→ **Problem to work on**
Exclude the pictures, then copy all remaining records exactly.

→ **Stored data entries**
┄┄┄┄┄┄┄┄┄┄
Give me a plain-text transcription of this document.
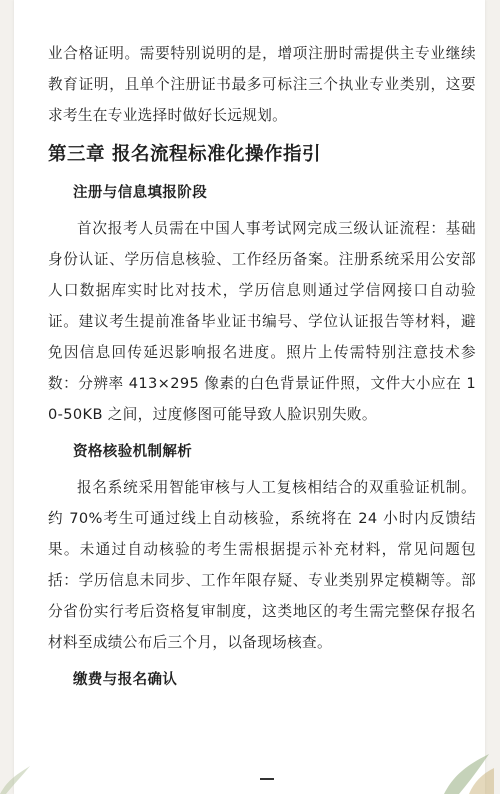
业合格证明。需要特别说明的是，增项注册时需提供主专业继续教育证明，且单个注册证书最多可标注三个执业专业类别，这要求考生在专业选择时做好长远规划。

第三章 报名流程标准化操作指引
注册与信息填报阶段

首次报考人员需在中国人事考试网完成三级认证流程：基础身份认证、学历信息核验、工作经历备案。注册系统采用公安部人口数据库实时比对技术，学历信息则通过学信网接口自动验证。建议考生提前准备毕业证书编号、学位认证报告等材料，避免因信息回传延迟影响报名进度。照片上传需特别注意技术参数：分辨率 413×295 像素的白色背景证件照，文件大小应在 10-50KB 之间，过度修图可能导致人脸识别失败。

资格核验机制解析

报名系统采用智能审核与人工复核相结合的双重验证机制。约 70%考生可通过线上自动核验，系统将在 24 小时内反馈结果。未通过自动核验的考生需根据提示补充材料，常见问题包括：学历信息未同步、工作年限存疑、专业类别界定模糊等。部分省份实行考后资格复审制度，这类地区的考生需完整保存报名材料至成绩公布后三个月，以备现场核查。

缴费与报名确认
┄┄┄┄┄┄┄┄┄┄
→ **The answer**
Give me a plain-text transcription of this document.
业合格证明。需要特别说明的是，增项注册时需提供主专业继续教育证明，且单个注册证书最多可标注三个执业专业类别，这要求考生在专业选择时做好长远规划。

第三章 报名流程标准化操作指引
注册与信息填报阶段

首次报考人员需在中国人事考试网完成三级认证流程：基础身份认证、学历信息核验、工作经历备案。注册系统采用公安部人口数据库实时比对技术，学历信息则通过学信网接口自动验证。建议考生提前准备毕业证书编号、学位认证报告等材料，避免因信息回传延迟影响报名进度。照片上传需特别注意技术参数：分辨率 413×295 像素的白色背景证件照，文件大小应在 10-50KB 之间，过度修图可能导致人脸识别失败。

资格核验机制解析

报名系统采用智能审核与人工复核相结合的双重验证机制。约 70%考生可通过线上自动核验，系统将在 24 小时内反馈结果。未通过自动核验的考生需根据提示补充材料，常见问题包括：学历信息未同步、工作年限存疑、专业类别界定模糊等。部分省份实行考后资格复审制度，这类地区的考生需完整保存报名材料至成绩公布后三个月，以备现场核查。

缴费与报名确认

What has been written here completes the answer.